» **Assignment A**:
Answer these questions from the golf timeline, one answer to a line with the same markers:
(i) Who set the season-long scoring average record that Tiger Woods broke, and in what year?
(ii) Who won the Masters Tournament in April 2000?
(iii) Who lost to Tiger Woods in the three-hole playoff at the PGA Championship?
» **Assignment B**: Return everything in the golf timeline from "- June - U.S." down to "the two Opens.", copied without any changes.

» **Supplied passage**:
= Beginning of Section =
= Timeline of golf (2000–present) =

The following is a partial timeline of the history of golf.

==2000==

===Men's golf===

Tiger Woods recorded the most dominant season in history by any player. He won 11 of the 25 events he entered worldwide, including three major championships, breaking all-time scoring records at each. His season-long scoring average was 68.11, breaking an all-time record most thought would never be beaten, set by Byron Nelson in 1945 (68.33). It was calculated that his lead in the (24-month) world rankings at the end of 2000 was so great that he could take 2001 off altogether, and still be world number one at the end of that year.

- Major championship results:
- April - Masters Tournament - Vijay Singh won his second major title in six events, playing steady golf to hold off the challenges of Ernie Els and David Duval.

- June - U.S. Open - Tiger Woods broke almost every record associated with the U.S. Open. His score of 12 under par was the best in relation to par ever recorded at the US Open, and his victory margin of 15 strokes was the largest ever in any major. His score of 272 also equalled the 72-hole stroke record for the event.

- July - The Open Championship - Tiger Woods scored 19 under par, the best in relation to par ever recorded at The Open, and at any men's major championship. His victory means he becomes only the sixth player ever to win the U.S. and British Opens in the same year, following Bobby Jones, Gene Sarazen, Ben Hogan, Lee Trevino and Tom Watson. Ernie Els finishes a distant second - his third runner-up finish in a major of the season, although Els has taken 23 more shots than Woods at the two Opens.

- August - PGA Championship - Tiger Woods won in a three-hole playoff against Bob May. Both finished regulation at 18 under par, the best score in relation to par ever recorded at the PGA Championship.
= End of Section =
Saved entries
= Beginning of Section =
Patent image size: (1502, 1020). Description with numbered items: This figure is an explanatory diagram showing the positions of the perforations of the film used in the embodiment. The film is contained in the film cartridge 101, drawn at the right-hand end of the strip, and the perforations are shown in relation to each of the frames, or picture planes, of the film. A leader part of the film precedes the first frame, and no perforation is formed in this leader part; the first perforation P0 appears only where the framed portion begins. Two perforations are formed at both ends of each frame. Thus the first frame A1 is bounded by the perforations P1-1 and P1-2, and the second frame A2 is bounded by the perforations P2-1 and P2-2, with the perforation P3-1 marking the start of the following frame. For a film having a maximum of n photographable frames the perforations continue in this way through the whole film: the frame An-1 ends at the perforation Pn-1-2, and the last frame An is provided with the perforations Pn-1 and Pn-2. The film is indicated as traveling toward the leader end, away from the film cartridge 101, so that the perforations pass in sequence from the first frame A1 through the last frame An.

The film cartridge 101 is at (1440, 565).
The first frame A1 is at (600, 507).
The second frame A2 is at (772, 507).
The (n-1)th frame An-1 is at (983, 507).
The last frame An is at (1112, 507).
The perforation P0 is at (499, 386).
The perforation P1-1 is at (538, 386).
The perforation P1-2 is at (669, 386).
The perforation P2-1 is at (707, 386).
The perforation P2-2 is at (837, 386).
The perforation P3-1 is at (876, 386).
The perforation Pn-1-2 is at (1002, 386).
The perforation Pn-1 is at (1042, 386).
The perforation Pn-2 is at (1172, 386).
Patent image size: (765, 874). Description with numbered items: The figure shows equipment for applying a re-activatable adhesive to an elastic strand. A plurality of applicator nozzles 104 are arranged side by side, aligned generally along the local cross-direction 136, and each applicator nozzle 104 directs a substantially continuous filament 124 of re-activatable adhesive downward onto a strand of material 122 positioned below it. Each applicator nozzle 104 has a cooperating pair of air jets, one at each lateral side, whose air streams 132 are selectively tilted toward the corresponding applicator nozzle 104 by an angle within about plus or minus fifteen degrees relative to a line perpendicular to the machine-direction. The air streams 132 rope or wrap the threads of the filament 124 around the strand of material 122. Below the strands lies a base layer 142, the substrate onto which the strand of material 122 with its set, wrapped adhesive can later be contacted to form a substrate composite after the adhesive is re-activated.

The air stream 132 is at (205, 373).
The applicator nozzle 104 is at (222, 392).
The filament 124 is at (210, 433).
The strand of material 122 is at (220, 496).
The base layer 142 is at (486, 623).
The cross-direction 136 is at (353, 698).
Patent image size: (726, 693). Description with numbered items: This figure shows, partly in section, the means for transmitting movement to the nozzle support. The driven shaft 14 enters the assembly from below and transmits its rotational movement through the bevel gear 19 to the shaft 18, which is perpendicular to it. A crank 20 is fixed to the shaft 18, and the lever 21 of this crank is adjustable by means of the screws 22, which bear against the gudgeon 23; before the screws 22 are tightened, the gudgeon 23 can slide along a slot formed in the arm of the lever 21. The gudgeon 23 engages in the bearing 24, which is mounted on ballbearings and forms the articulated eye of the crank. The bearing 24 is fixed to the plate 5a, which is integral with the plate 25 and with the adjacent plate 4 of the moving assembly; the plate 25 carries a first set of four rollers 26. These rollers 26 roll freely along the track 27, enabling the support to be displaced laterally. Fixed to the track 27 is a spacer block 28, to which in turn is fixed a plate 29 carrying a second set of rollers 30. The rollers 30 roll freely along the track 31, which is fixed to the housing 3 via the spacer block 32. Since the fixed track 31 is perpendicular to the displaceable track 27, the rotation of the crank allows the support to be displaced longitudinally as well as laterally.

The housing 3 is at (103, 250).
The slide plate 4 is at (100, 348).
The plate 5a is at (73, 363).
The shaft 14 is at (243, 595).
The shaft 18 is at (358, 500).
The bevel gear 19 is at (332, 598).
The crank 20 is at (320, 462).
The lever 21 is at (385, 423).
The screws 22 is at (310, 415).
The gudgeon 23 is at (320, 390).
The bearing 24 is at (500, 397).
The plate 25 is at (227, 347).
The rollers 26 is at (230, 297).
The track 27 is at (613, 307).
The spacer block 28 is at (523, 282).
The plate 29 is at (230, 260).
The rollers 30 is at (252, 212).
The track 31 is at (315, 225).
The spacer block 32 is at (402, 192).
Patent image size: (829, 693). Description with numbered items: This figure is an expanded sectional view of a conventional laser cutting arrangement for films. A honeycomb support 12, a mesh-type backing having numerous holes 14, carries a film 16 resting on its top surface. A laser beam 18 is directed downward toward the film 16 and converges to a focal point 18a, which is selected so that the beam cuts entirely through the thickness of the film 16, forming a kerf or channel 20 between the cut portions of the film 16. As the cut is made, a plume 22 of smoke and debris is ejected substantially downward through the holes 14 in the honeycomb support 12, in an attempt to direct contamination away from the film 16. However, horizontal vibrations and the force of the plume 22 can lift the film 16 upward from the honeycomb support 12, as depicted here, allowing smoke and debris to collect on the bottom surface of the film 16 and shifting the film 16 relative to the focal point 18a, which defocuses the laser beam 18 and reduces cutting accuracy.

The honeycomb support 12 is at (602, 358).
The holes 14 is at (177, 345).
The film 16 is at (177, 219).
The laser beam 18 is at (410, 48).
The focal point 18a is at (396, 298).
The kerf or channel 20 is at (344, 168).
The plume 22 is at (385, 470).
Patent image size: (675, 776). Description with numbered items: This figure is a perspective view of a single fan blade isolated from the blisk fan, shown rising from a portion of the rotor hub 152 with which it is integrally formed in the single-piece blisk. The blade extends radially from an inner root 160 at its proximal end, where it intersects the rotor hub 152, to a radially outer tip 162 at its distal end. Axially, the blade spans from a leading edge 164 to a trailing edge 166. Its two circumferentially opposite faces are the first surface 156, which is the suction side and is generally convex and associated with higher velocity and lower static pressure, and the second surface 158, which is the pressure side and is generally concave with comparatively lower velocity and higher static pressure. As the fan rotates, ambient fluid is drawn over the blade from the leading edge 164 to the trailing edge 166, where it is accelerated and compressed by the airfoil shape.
= End of Section =
» **Reply A**:
(i) Byron Nelson, in 1945
(ii) Vijay Singh
(iii) Bob May

» **Reply B**:
- June - U.S. Open - Tiger Woods broke almost every record associated with the U.S. Open. His score of 12 under par was the best in relation to par ever recorded at the US Open, and his victory margin of 15 strokes was the largest ever in any major. His score of 272 also equalled the 72-hole stroke record for the event.

- July - The Open Championship - Tiger Woods scored 19 under par, the best in relation to par ever recorded at The Open, and at any men's major championship. His victory means he becomes only the sixth player ever to win the U.S. and British Opens in the same year, following Bobby Jones, Gene Sarazen, Ben Hogan, Lee Trevino and Tom Watson. Ernie Els finishes a distant second - his third runner-up finish in a major of the season, although Els has taken 23 more shots than Woods at the two Opens.